++++ Source records

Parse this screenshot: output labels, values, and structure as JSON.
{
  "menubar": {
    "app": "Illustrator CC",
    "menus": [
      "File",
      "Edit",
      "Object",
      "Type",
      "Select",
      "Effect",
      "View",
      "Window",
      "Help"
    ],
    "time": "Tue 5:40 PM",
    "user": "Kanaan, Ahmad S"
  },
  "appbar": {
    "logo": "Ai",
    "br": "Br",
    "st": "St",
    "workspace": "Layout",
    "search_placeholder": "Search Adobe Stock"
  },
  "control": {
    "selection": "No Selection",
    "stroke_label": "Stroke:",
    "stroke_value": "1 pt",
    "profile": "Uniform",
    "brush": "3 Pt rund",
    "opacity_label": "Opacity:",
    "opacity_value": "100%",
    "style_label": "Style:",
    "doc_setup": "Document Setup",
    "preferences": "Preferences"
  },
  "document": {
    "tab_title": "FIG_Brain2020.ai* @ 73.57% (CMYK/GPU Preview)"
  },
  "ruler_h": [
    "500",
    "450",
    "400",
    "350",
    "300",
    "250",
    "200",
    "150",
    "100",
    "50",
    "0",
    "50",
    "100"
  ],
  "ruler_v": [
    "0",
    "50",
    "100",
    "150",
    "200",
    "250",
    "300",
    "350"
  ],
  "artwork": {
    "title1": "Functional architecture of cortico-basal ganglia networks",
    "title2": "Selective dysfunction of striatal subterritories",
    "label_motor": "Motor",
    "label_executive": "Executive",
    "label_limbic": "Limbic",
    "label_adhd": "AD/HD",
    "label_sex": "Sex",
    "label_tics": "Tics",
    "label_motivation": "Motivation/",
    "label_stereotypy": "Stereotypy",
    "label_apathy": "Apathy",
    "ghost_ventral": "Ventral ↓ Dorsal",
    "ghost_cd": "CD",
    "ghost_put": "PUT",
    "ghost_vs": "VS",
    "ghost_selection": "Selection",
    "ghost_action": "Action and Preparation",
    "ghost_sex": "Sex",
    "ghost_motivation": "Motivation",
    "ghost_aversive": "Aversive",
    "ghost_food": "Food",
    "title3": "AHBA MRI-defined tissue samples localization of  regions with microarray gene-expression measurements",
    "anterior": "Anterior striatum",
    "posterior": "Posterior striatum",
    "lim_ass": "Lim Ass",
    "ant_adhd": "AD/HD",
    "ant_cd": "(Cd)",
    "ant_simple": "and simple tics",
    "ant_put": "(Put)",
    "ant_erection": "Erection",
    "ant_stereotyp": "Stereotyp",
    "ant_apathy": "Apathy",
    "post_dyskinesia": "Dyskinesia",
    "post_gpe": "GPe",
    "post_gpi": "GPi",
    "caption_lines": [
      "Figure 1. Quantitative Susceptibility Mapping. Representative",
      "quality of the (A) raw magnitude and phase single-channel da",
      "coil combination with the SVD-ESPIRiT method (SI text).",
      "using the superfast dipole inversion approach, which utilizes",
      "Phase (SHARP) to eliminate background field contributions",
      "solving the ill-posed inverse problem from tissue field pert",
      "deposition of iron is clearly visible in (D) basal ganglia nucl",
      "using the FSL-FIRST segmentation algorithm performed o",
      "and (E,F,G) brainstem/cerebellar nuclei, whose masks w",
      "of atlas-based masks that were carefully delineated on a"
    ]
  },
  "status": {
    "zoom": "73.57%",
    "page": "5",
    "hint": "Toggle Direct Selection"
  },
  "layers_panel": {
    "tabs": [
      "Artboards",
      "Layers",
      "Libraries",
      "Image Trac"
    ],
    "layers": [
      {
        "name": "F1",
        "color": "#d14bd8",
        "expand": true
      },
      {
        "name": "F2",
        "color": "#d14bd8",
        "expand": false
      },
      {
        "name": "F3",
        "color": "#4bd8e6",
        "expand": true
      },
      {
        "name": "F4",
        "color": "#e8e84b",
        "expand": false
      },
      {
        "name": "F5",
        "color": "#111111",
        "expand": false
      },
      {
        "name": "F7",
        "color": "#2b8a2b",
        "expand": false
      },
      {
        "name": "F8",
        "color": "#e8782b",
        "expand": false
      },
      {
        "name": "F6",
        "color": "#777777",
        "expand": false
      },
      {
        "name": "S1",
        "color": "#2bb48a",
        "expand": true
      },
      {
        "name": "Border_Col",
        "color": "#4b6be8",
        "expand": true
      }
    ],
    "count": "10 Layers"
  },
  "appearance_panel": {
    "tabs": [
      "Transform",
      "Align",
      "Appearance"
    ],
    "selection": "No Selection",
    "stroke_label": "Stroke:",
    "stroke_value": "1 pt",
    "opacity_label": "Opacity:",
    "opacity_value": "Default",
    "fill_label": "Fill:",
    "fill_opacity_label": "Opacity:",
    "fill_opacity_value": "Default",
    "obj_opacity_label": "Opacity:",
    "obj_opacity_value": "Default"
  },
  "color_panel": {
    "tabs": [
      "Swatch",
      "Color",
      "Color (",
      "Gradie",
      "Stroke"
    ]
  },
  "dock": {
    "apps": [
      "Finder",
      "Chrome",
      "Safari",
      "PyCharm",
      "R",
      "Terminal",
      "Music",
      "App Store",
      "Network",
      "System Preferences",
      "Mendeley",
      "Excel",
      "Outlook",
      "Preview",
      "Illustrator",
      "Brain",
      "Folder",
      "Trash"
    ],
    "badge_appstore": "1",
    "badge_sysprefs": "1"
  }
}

++++++++

To be done >>
Every entry must be output again, exactly as written above.

Solution to the problem >>
Parse this screenshot: output labels, values, and structure as JSON.
{
  "menubar": {
    "app": "Illustrator CC",
    "menus": [
      "File",
      "Edit",
      "Object",
      "Type",
      "Select",
      "Effect",
      "View",
      "Window",
      "Help"
    ],
    "time": "Tue 5:40 PM",
    "user": "Kanaan, Ahmad S"
  },
  "appbar": {
    "logo": "Ai",
    "br": "Br",
    "st": "St",
    "workspace": "Layout",
    "search_placeholder": "Search Adobe Stock"
  },
  "control": {
    "selection": "No Selection",
    "stroke_label": "Stroke:",
    "stroke_value": "1 pt",
    "profile": "Uniform",
    "brush": "3 Pt rund",
    "opacity_label": "Opacity:",
    "opacity_value": "100%",
    "style_label": "Style:",
    "doc_setup": "Document Setup",
    "preferences": "Preferences"
  },
  "document": {
    "tab_title": "FIG_Brain2020.ai* @ 73.57% (CMYK/GPU Preview)"
  },
  "ruler_h": [
    "500",
    "450",
    "400",
    "350",
    "300",
    "250",
    "200",
    "150",
    "100",
    "50",
    "0",
    "50",
    "100"
  ],
  "ruler_v": [
    "0",
    "50",
    "100",
    "150",
    "200",
    "250",
    "300",
    "350"
  ],
  "artwork": {
    "title1": "Functional architecture of cortico-basal ganglia networks",
    "title2": "Selective dysfunction of striatal subterritories",
    "label_motor": "Motor",
    "label_executive": "Executive",
    "label_limbic": "Limbic",
    "label_adhd": "AD/HD",
    "label_sex": "Sex",
    "label_tics": "Tics",
    "label_motivation": "Motivation/",
    "label_stereotypy": "Stereotypy",
    "label_apathy": "Apathy",
    "ghost_ventral": "Ventral ↓ Dorsal",
    "ghost_cd": "CD",
    "ghost_put": "PUT",
    "ghost_vs": "VS",
    "ghost_selection": "Selection",
    "ghost_action": "Action and Preparation",
    "ghost_sex": "Sex",
    "ghost_motivation": "Motivation",
    "ghost_aversive": "Aversive",
    "ghost_food": "Food",
    "title3": "AHBA MRI-defined tissue samples localization of  regions with microarray gene-expression measurements",
    "anterior": "Anterior striatum",
    "posterior": "Posterior striatum",
    "lim_ass": "Lim Ass",
    "ant_adhd": "AD/HD",
    "ant_cd": "(Cd)",
    "ant_simple": "and simple tics",
    "ant_put": "(Put)",
    "ant_erection": "Erection",
    "ant_stereotyp": "Stereotyp",
    "ant_apathy": "Apathy",
    "post_dyskinesia": "Dyskinesia",
    "post_gpe": "GPe",
    "post_gpi": "GPi",
    "caption_lines": [
      "Figure 1. Quantitative Susceptibility Mapping. Representative",
      "quality of the (A) raw magnitude and phase single-channel da",
      "coil combination with the SVD-ESPIRiT method (SI text).",
      "using the superfast dipole inversion approach, which utilizes",
      "Phase (SHARP) to eliminate background field contributions",
      "solving the ill-posed inverse problem from tissue field pert",
      "deposition of iron is clearly visible in (D) basal ganglia nucl",
      "using the FSL-FIRST segmentation algorithm performed o",
      "and (E,F,G) brainstem/cerebellar nuclei, whose masks w",
      "of atlas-based masks that were carefully delineated on a"
    ]
  },
  "status": {
    "zoom": "73.57%",
    "page": "5",
    "hint": "Toggle Direct Selection"
  },
  "layers_panel": {
    "tabs": [
      "Artboards",
      "Layers",
      "Libraries",
      "Image Trac"
    ],
    "layers": [
      {
        "name": "F1",
        "color": "#d14bd8",
        "expand": true
      },
      {
        "name": "F2",
        "color": "#d14bd8",
        "expand": false
      },
      {
        "name": "F3",
        "color": "#4bd8e6",
        "expand": true
      },
      {
        "name": "F4",
        "color": "#e8e84b",
        "expand": false
      },
      {
        "name": "F5",
        "color": "#111111",
        "expand": false
      },
      {
        "name": "F7",
        "color": "#2b8a2b",
        "expand": false
      },
      {
        "name": "F8",
        "color": "#e8782b",
        "expand": false
      },
      {
        "name": "F6",
        "color": "#777777",
        "expand": false
      },
      {
        "name": "S1",
        "color": "#2bb48a",
        "expand": true
      },
      {
        "name": "Border_Col",
        "color": "#4b6be8",
        "expand": true
      }
    ],
    "count": "10 Layers"
  },
  "appearance_panel": {
    "tabs": [
      "Transform",
      "Align",
      "Appearance"
    ],
    "selection": "No Selection",
    "stroke_label": "Stroke:",
    "stroke_value": "1 pt",
    "opacity_label": "Opacity:",
    "opacity_value": "Default",
    "fill_label": "Fill:",
    "fill_opacity_label": "Opacity:",
    "fill_opacity_value": "Default",
    "obj_opacity_label": "Opacity:",
    "obj_opacity_value": "Default"
  },
  "color_panel": {
    "tabs": [
      "Swatch",
      "Color",
      "Color (",
      "Gradie",
      "Stroke"
    ]
  },
  "dock": {
    "apps": [
      "Finder",
      "Chrome",
      "Safari",
      "PyCharm",
      "R",
      "Terminal",
      "Music",
      "App Store",
      "Network",
      "System Preferences",
      "Mendeley",
      "Excel",
      "Outlook",
      "Preview",
      "Illustrator",
      "Brain",
      "Folder",
      "Trash"
    ],
    "badge_appstore": "1",
    "badge_sysprefs": "1"
  }
}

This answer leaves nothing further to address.